• [What the exercise asks]
Return all entries precisely as they stand, without the images.

* BEGIN Supplied material *

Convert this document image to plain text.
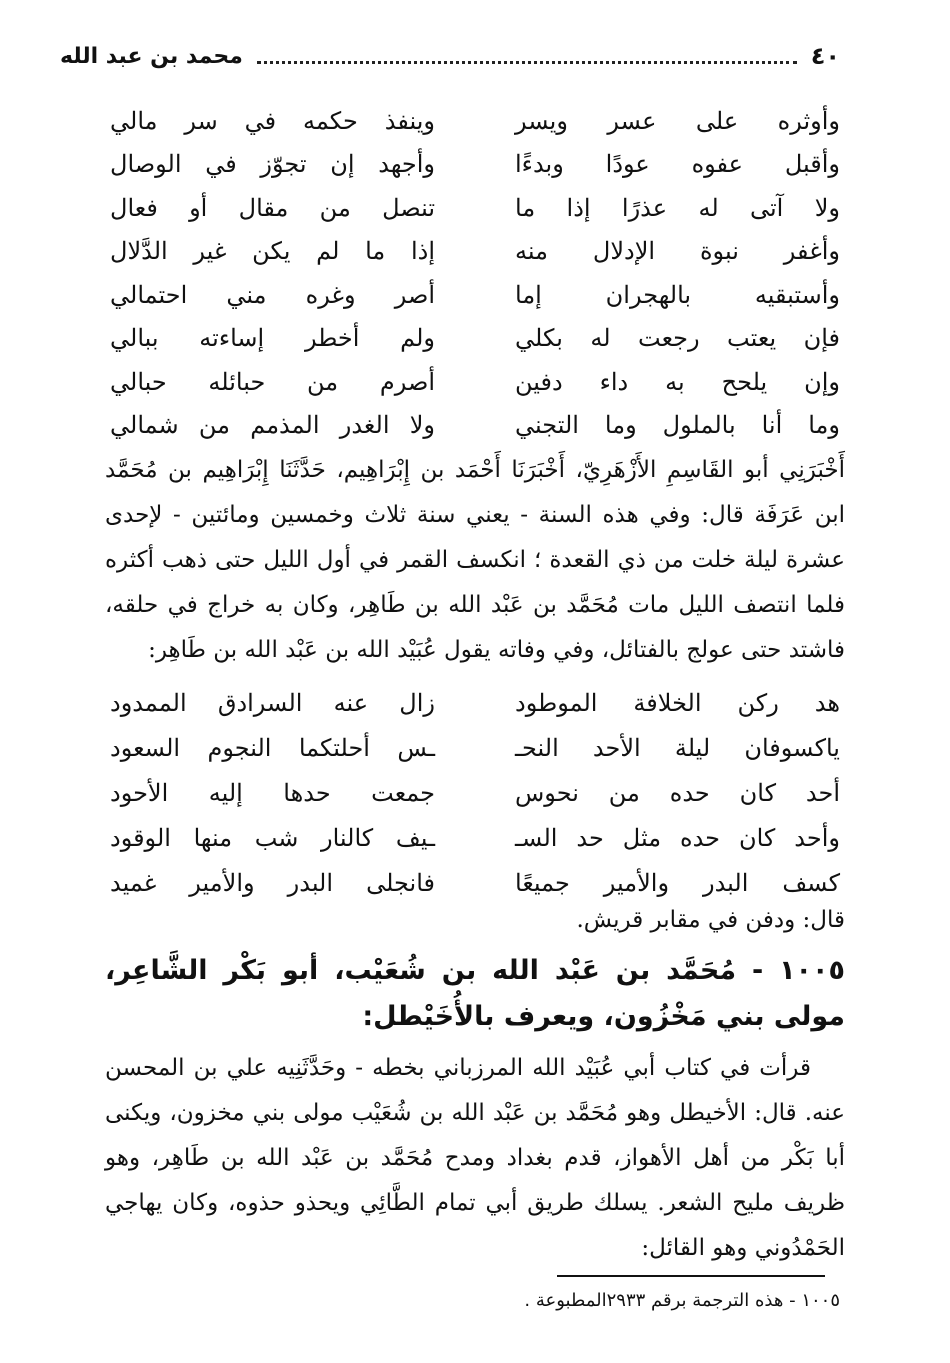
٤٠
محمد بن عبد الله
وأوثره على عسر ويسر
وينفذ حكمه في سر مالي
وأقبل عفوه عودًا وبدءًا
وأجهد إن تجوّز في الوصال
ولا آتى له عذرًا إذا ما
تنصل من مقال أو فعال
وأغفر نبوة الإدلال منه
إذا ما لم يكن غير الدَّلال
وأستبقيه بالهجران إما
أصر وغره مني احتمالي
فإن يعتب رجعت له بكلي
ولم أخطر إساءته ببالي
وإن يلحح به داء دفين
أصرم من حبائله حبالي
وما أنا بالملول وما التجني
ولا الغدر المذمم من شمالي
أَخْبَرَنِي أبو القَاسِمِ الأَزْهَرِيّ، أَخْبَرَنَا أَحْمَد بن إِبْرَاهِيم، حَدَّثَنَا إِبْرَاهِيم بن مُحَمَّد ابن عَرَفَة قال: وفي هذه السنة - يعني سنة ثلاث وخمسين ومائتين - لإحدى عشرة ليلة خلت من ذي القعدة ؛ انكسف القمر في أول الليل حتى ذهب أكثره فلما انتصف الليل مات مُحَمَّد بن عَبْد الله بن طَاهِر، وكان به خراج في حلقه، فاشتد حتى عولج بالفتائل، وفي وفاته يقول عُبَيْد الله بن عَبْد الله بن طَاهِر:
هد ركن الخلافة الموطود
زال عنه السرادق الممدود
ياكسوفان ليلة الأحد النحـ
ـس أحلتكما النجوم السعود
أحد كان حده من نحوس
جمعت حدها إليه الأحود
وأحد كان حده مثل حد السـ
ـيف كالنار شب منها الوقود
كسف البدر والأمير جميعًا
فانجلى البدر والأمير غميد
قال: ودفن في مقابر قريش.
١٠٠٥ - مُحَمَّد بن عَبْد الله بن شُعَيْب، أبو بَكْر الشَّاعِر، مولى بني مَخْزُون، ويعرف بالأُخَيْطل:
قرأت في كتاب أبي عُبَيْد الله المرزباني بخطه - وحَدَّثَنِيه علي بن المحسن عنه. قال: الأخيطل وهو مُحَمَّد بن عَبْد الله بن شُعَيْب مولى بني مخزون، ويكنى أبا بَكْر من أهل الأهواز، قدم بغداد ومدح مُحَمَّد بن عَبْد الله بن طَاهِر، وهو ظريف مليح الشعر. يسلك طريق أبي تمام الطَّائِي ويحذو حذوه، وكان يهاجي الحَمْدُوني وهو القائل:
١٠٠٥ - هذه الترجمة برقم ٢٩٣٣المطبوعة .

* END Supplied material *

• [Solved problem]
Convert this document image to plain text.
٤٠
محمد بن عبد الله
وأوثره على عسر ويسر
وينفذ حكمه في سر مالي
وأقبل عفوه عودًا وبدءًا
وأجهد إن تجوّز في الوصال
ولا آتى له عذرًا إذا ما
تنصل من مقال أو فعال
وأغفر نبوة الإدلال منه
إذا ما لم يكن غير الدَّلال
وأستبقيه بالهجران إما
أصر وغره مني احتمالي
فإن يعتب رجعت له بكلي
ولم أخطر إساءته ببالي
وإن يلحح به داء دفين
أصرم من حبائله حبالي
وما أنا بالملول وما التجني
ولا الغدر المذمم من شمالي
أَخْبَرَنِي أبو القَاسِمِ الأَزْهَرِيّ، أَخْبَرَنَا أَحْمَد بن إِبْرَاهِيم، حَدَّثَنَا إِبْرَاهِيم بن مُحَمَّد ابن عَرَفَة قال: وفي هذه السنة - يعني سنة ثلاث وخمسين ومائتين - لإحدى عشرة ليلة خلت من ذي القعدة ؛ انكسف القمر في أول الليل حتى ذهب أكثره فلما انتصف الليل مات مُحَمَّد بن عَبْد الله بن طَاهِر، وكان به خراج في حلقه، فاشتد حتى عولج بالفتائل، وفي وفاته يقول عُبَيْد الله بن عَبْد الله بن طَاهِر:
هد ركن الخلافة الموطود
زال عنه السرادق الممدود
ياكسوفان ليلة الأحد النحـ
ـس أحلتكما النجوم السعود
أحد كان حده من نحوس
جمعت حدها إليه الأحود
وأحد كان حده مثل حد السـ
ـيف كالنار شب منها الوقود
كسف البدر والأمير جميعًا
فانجلى البدر والأمير غميد
قال: ودفن في مقابر قريش.
١٠٠٥ - مُحَمَّد بن عَبْد الله بن شُعَيْب، أبو بَكْر الشَّاعِر، مولى بني مَخْزُون، ويعرف بالأُخَيْطل:
قرأت في كتاب أبي عُبَيْد الله المرزباني بخطه - وحَدَّثَنِيه علي بن المحسن عنه. قال: الأخيطل وهو مُحَمَّد بن عَبْد الله بن شُعَيْب مولى بني مخزون، ويكنى أبا بَكْر من أهل الأهواز، قدم بغداد ومدح مُحَمَّد بن عَبْد الله بن طَاهِر، وهو ظريف مليح الشعر. يسلك طريق أبي تمام الطَّائِي ويحذو حذوه، وكان يهاجي الحَمْدُوني وهو القائل:
١٠٠٥ - هذه الترجمة برقم ٢٩٣٣المطبوعة .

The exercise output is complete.